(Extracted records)
_____
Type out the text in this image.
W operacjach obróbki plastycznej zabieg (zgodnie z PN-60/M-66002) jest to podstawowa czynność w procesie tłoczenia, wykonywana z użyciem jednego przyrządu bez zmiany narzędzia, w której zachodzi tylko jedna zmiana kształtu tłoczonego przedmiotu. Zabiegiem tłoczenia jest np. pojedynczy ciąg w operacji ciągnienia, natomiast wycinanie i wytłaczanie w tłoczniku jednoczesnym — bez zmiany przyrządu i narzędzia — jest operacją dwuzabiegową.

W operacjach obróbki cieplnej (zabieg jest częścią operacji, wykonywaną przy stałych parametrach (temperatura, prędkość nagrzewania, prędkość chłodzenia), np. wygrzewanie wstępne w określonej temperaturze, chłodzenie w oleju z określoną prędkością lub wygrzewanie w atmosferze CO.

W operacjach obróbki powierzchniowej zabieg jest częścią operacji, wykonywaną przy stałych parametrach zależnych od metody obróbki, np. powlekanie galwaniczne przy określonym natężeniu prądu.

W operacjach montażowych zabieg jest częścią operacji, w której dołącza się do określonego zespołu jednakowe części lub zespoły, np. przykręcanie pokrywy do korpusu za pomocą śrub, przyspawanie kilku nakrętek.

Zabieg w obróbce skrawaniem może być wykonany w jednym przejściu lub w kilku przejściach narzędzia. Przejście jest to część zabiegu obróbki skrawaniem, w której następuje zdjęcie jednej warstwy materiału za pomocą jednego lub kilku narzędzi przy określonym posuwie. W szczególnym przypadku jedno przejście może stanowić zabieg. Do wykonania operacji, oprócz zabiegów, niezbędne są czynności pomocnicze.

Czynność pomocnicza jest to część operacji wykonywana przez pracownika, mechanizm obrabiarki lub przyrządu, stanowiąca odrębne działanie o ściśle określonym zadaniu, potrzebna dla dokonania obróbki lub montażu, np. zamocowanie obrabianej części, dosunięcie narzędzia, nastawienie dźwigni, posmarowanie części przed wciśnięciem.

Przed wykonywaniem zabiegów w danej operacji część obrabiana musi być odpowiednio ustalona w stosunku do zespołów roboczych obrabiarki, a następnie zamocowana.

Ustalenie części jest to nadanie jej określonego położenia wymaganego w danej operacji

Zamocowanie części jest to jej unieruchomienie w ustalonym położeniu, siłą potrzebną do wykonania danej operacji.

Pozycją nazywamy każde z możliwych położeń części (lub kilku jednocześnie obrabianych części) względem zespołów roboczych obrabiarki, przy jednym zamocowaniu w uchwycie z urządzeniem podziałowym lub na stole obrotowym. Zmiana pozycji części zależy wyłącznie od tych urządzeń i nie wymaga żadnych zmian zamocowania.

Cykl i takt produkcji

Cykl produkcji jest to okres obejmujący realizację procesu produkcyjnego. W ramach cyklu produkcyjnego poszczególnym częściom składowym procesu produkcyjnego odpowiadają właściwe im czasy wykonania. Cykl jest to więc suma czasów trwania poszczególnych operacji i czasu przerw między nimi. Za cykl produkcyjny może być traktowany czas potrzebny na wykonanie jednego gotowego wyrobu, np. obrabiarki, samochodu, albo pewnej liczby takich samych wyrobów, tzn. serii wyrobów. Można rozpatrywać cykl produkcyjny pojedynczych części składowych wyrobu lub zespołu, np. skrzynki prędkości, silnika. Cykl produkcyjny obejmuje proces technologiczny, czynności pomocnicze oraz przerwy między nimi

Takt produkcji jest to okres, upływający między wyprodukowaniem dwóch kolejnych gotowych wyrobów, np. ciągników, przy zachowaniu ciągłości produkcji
_____
Filter the data, keeping only the lines that contain "produkcji".

Cykl i takt produkcji
Cykl produkcji jest to okres obejmujący realizację procesu produkcyjnego. W ramach cyklu produkcyjnego poszczególnym częściom składowym procesu produkcyjnego odpowiadają właściwe im czasy wykonania. Cykl jest to więc suma czasów trwania poszczególnych operacji i czasu przerw między nimi. Za cykl produkcyjny może być traktowany czas potrzebny na wykonanie jednego gotowego wyrobu, np. obrabiarki, samochodu, albo pewnej liczby takich samych wyrobów, tzn. serii wyrobów. Można rozpatrywać cykl produkcyjny pojedynczych części składowych wyrobu lub zespołu, np. skrzynki prędkości, silnika. Cykl produkcyjny obejmuje proces technologiczny, czynności pomocnicze oraz przerwy między nimi
Takt produkcji jest to okres, upływający między wyprodukowaniem dwóch kolejnych gotowych wyrobów, np. ciągników, przy zachowaniu ciągłości produkcji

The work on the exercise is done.